— What is needed —
Note how many lines hold the string "Manager" and give that number without any other words.

________________

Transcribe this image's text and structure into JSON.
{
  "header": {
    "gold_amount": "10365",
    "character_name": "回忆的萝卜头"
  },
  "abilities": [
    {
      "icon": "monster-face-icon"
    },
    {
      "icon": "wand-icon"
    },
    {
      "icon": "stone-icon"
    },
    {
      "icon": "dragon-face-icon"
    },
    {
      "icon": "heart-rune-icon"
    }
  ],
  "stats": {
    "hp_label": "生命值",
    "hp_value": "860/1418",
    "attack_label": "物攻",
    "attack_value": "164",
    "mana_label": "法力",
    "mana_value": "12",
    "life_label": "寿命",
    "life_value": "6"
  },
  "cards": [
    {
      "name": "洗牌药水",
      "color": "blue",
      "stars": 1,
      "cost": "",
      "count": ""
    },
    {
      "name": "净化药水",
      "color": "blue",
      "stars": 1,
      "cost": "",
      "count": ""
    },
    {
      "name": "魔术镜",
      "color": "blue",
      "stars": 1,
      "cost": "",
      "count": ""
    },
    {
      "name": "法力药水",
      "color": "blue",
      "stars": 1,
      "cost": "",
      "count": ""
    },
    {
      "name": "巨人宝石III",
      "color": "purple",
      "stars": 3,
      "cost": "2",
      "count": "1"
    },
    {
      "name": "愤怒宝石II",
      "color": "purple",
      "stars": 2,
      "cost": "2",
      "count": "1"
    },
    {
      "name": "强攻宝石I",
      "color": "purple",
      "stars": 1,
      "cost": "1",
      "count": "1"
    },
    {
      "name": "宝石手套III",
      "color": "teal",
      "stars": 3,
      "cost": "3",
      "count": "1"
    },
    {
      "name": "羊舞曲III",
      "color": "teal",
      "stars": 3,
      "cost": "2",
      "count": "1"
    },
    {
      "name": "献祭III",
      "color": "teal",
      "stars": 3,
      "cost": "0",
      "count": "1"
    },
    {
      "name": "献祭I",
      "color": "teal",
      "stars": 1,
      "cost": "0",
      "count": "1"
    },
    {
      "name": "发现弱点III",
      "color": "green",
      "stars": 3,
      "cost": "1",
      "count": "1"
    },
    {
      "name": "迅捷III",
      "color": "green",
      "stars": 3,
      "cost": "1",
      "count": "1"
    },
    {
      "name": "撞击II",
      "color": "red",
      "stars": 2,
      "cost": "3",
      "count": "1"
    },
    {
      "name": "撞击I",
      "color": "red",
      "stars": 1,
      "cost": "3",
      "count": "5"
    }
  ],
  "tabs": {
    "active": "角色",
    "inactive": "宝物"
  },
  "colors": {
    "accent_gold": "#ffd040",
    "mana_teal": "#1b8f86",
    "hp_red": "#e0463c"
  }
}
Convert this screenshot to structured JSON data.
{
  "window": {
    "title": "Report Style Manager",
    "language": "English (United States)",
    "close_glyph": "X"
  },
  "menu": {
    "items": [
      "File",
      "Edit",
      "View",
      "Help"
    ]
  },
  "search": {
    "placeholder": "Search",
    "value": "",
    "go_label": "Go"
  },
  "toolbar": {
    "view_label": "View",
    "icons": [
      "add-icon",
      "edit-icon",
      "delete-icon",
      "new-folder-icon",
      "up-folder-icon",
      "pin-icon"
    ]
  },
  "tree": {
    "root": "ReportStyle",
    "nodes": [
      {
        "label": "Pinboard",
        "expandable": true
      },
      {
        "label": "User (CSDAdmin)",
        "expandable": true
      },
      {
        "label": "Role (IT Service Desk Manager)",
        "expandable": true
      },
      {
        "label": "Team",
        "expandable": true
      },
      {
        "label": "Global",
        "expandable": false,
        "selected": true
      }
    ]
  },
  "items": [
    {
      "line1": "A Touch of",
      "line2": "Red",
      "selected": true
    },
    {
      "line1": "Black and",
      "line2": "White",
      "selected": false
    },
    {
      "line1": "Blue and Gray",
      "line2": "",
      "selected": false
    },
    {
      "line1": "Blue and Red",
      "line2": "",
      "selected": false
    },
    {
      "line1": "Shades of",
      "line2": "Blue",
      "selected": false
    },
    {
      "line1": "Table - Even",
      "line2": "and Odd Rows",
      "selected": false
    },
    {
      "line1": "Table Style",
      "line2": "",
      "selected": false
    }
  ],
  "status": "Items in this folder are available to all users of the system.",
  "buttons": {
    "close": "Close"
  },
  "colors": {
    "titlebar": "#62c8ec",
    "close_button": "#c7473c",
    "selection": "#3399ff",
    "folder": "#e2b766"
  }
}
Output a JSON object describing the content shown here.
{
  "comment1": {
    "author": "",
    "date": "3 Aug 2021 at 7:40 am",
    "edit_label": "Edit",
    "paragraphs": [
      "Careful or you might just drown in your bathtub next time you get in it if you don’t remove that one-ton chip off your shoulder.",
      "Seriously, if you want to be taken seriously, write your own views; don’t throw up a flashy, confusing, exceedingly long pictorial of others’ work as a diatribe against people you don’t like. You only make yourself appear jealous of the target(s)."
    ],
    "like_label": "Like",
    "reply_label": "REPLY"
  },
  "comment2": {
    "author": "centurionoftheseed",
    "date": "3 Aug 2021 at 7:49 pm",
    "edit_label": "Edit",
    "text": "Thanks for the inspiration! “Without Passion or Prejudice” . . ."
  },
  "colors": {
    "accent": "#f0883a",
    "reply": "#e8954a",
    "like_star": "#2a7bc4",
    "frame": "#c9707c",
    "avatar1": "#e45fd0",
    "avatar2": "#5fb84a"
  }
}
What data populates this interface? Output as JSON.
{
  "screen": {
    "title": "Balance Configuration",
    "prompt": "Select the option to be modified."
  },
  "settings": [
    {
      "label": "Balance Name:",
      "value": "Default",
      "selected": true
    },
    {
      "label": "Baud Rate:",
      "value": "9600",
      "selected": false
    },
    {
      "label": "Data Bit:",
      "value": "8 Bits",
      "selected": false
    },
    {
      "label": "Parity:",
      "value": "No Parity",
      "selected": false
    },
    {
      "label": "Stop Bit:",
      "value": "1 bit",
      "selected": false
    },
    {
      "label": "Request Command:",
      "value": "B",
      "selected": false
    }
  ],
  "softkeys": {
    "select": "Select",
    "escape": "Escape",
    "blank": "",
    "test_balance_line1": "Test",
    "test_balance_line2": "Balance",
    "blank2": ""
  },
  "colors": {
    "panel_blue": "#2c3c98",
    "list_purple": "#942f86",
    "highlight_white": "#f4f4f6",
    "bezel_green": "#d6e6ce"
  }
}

________________

— Response —
2